> Data records
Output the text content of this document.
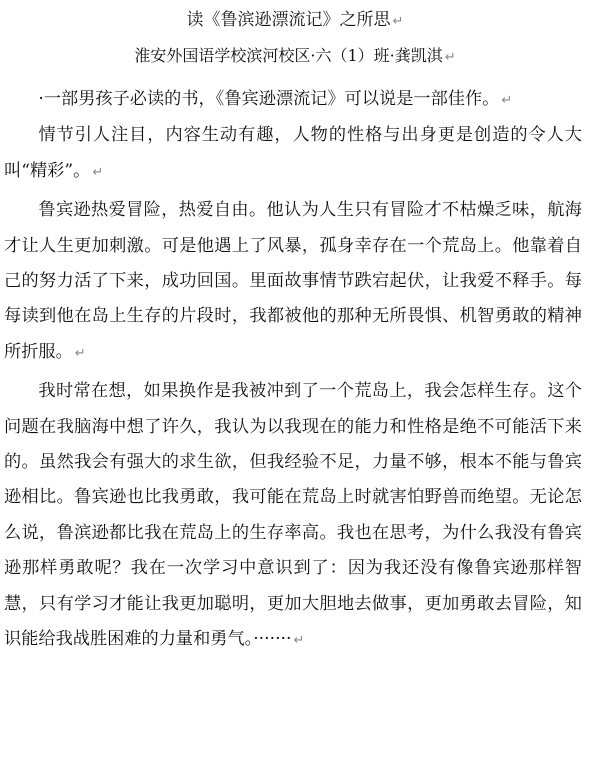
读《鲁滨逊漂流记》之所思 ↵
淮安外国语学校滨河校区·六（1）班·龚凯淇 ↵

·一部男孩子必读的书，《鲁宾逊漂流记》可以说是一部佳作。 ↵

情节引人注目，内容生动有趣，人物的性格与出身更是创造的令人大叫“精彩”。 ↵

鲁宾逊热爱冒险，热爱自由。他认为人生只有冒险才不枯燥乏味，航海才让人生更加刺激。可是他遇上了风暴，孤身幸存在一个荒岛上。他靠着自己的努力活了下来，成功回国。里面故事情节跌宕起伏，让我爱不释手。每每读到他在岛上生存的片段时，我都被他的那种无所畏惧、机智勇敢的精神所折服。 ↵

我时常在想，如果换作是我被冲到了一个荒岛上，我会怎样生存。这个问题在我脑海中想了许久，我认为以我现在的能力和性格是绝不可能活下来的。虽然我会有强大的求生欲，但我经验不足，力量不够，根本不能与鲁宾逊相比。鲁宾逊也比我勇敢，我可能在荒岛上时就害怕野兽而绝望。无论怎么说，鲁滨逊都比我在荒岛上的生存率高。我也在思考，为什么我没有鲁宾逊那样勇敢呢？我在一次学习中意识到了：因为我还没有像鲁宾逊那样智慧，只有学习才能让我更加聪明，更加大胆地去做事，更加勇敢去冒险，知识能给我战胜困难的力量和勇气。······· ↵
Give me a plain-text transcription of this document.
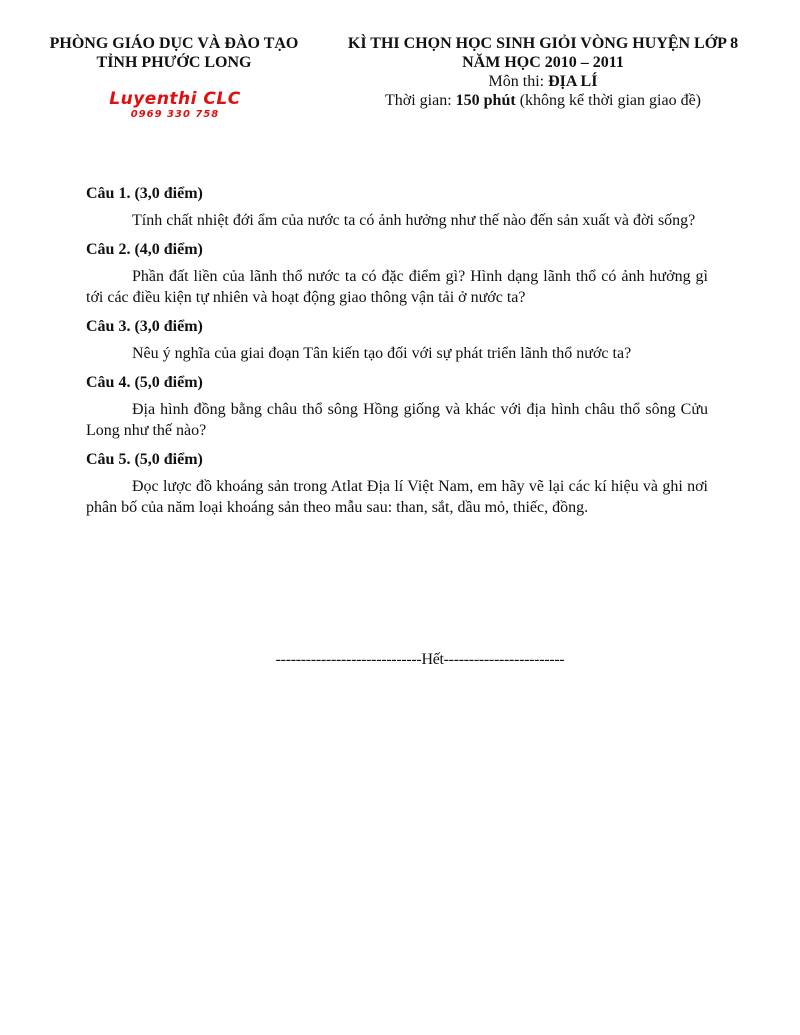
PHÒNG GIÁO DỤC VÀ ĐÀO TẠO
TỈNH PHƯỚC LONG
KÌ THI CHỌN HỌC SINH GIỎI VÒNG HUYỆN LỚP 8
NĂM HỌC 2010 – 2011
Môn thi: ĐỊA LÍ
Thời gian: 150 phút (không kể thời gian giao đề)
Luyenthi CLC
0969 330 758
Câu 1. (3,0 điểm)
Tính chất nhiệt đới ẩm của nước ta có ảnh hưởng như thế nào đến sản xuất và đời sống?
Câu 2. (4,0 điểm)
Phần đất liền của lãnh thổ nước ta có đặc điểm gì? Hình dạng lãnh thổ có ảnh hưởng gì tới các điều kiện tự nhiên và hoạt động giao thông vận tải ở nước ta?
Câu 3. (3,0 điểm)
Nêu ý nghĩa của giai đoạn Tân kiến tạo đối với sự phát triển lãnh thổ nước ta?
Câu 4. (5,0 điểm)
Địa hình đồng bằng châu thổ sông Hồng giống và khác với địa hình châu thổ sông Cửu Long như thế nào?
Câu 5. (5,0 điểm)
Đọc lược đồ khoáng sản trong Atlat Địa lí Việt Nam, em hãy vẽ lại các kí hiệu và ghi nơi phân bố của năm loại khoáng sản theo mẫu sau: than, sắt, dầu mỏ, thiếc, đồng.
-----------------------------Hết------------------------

> Instruction
Only a number is wanted here: how many lines in the data above include the string "đồng"?

> Solution for this task
2